> Stated problem: Pull out every line below that holds the word "современного".

> Dataset records:
● ● ● ●
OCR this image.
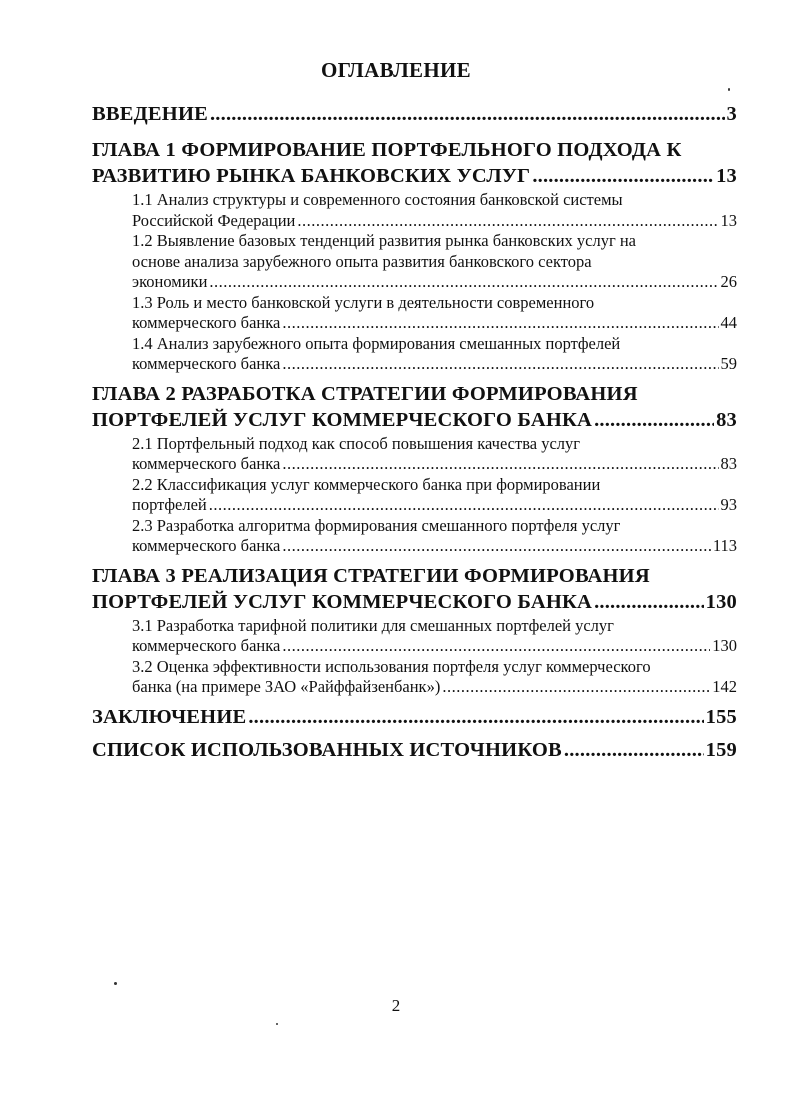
ОГЛАВЛЕНИЕ
ВВЕДЕНИЕ .....	3
ГЛАВА 1 ФОРМИРОВАНИЕ ПОРТФЕЛЬНОГО ПОДХОДА К
РАЗВИТИЮ РЫНКА БАНКОВСКИХ УСЛУГ .....	13
1.1 Анализ структуры и современного состояния банковской системы
Российской Федерации .....	13
1.2 Выявление базовых тенденций развития рынка банковских услуг на
основе анализа зарубежного опыта развития банковского сектора
экономики .....	26
1.3 Роль и место банковской услуги в деятельности современного
коммерческого банка .....	44
1.4 Анализ зарубежного опыта формирования смешанных портфелей
коммерческого банка .....	59
ГЛАВА 2 РАЗРАБОТКА СТРАТЕГИИ ФОРМИРОВАНИЯ
ПОРТФЕЛЕЙ УСЛУГ КОММЕРЧЕСКОГО БАНКА .....	83
2.1 Портфельный подход как способ повышения качества услуг
коммерческого банка .....	83
2.2 Классификация услуг коммерческого банка при формировании
портфелей .....	93
2.3 Разработка алгоритма формирования смешанного портфеля услуг
коммерческого банка .....	113
ГЛАВА 3 РЕАЛИЗАЦИЯ СТРАТЕГИИ ФОРМИРОВАНИЯ
ПОРТФЕЛЕЙ УСЛУГ КОММЕРЧЕСКОГО БАНКА .....	130
3.1 Разработка тарифной политики для смешанных портфелей услуг
коммерческого банка .....	130
3.2 Оценка эффективности использования портфеля услуг коммерческого
банка (на примере ЗАО «Райффайзенбанк») .....	142
ЗАКЛЮЧЕНИЕ .....	155
СПИСОК ИСПОЛЬЗОВАННЫХ ИСТОЧНИКОВ .....	159
2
● ● ● ●
> Answer to this exercise:
1.1 Анализ структуры и современного состояния банковской системы
1.3 Роль и место банковской услуги в деятельности современного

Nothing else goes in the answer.